Please recast every line of the items below as a Markdown table with the columns "Row" and "Line", numbering the rows in order and leaving out blank lines.

— Begin MATERIALS PROVIDED —

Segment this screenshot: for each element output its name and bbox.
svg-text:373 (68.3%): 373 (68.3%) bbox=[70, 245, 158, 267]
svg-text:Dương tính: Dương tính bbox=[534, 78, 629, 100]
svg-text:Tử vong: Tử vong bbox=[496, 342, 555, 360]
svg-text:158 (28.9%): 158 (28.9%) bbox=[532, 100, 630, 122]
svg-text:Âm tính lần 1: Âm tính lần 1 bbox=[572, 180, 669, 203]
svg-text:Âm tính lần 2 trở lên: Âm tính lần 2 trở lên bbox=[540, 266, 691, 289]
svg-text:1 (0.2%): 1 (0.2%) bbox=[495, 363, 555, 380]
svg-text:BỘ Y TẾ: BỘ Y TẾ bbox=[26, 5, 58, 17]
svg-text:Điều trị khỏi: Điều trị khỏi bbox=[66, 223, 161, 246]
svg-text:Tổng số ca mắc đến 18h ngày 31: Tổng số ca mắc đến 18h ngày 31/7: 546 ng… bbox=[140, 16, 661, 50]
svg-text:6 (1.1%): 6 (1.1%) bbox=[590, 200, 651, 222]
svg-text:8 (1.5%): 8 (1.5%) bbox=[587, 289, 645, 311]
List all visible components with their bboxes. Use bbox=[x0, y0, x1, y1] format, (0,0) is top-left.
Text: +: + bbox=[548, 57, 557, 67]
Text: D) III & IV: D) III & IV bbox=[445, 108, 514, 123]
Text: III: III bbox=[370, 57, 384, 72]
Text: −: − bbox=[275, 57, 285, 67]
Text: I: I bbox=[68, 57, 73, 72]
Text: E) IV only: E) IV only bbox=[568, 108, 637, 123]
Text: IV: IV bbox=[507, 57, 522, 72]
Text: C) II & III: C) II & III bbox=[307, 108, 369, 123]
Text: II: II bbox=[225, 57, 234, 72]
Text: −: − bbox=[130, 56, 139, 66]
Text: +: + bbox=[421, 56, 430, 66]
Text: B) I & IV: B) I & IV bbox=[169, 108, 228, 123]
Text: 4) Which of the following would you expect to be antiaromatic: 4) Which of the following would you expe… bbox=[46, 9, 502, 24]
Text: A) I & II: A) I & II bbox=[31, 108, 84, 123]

— End MATERIALS PROVIDED —

● **FINAL ANSWER**:
| Row | Line |
|---|---|
| 1 | Segment this screenshot: for each element output its name and bbox. |
| 2 | svg-text:373 (68.3%): 373 (68.3%) bbox=[70, 245, 158, 267] |
| 3 | svg-text:Dương tính: Dương tính bbox=[534, 78, 629, 100] |
| 4 | svg-text:Tử vong: Tử vong bbox=[496, 342, 555, 360] |
| 5 | svg-text:158 (28.9%): 158 (28.9%) bbox=[532, 100, 630, 122] |
| 6 | svg-text:Âm tính lần 1: Âm tính lần 1 bbox=[572, 180, 669, 203] |
| 7 | svg-text:Âm tính lần 2 trở lên: Âm tính lần 2 trở lên bbox=[540, 266, 691, 289] |
| 8 | svg-text:1 (0.2%): 1 (0.2%) bbox=[495, 363, 555, 380] |
| 9 | svg-text:BỘ Y TẾ: BỘ Y TẾ bbox=[26, 5, 58, 17] |
| 10 | svg-text:Điều trị khỏi: Điều trị khỏi bbox=[66, 223, 161, 246] |
| 11 | svg-text:Tổng số ca mắc đến 18h ngày 31: Tổng số ca mắc đến 18h ngày 31/7: 546 ng… bbox=[140, 16, 661, 50] |
| 12 | svg-text:6 (1.1%): 6 (1.1%) bbox=[590, 200, 651, 222] |
| 13 | svg-text:8 (1.5%): 8 (1.5%) bbox=[587, 289, 645, 311] |
| 14 | List all visible components with their bboxes. Use bbox=[x0, y0, x1, y1] format, (0,0) is top-left. |
| 15 | Text: +: + bbox=[548, 57, 557, 67] |
| 16 | Text: D) III & IV: D) III & IV bbox=[445, 108, 514, 123] |
| 17 | Text: III: III bbox=[370, 57, 384, 72] |
| 18 | Text: −: − bbox=[275, 57, 285, 67] |
| 19 | Text: I: I bbox=[68, 57, 73, 72] |
| 20 | Text: E) IV only: E) IV only bbox=[568, 108, 637, 123] |
| 21 | Text: IV: IV bbox=[507, 57, 522, 72] |
| 22 | Text: C) II & III: C) II & III bbox=[307, 108, 369, 123] |
| 23 | Text: II: II bbox=[225, 57, 234, 72] |
| 24 | Text: −: − bbox=[130, 56, 139, 66] |
| 25 | Text: +: + bbox=[421, 56, 430, 66] |
| 26 | Text: B) I & IV: B) I & IV bbox=[169, 108, 228, 123] |
| 27 | Text: 4) Which of the following would you expect to be antiaromatic: 4) Which of the following would you expe… bbox=[46, 9, 502, 24] |
| 28 | Text: A) I & II: A) I & II bbox=[31, 108, 84, 123] |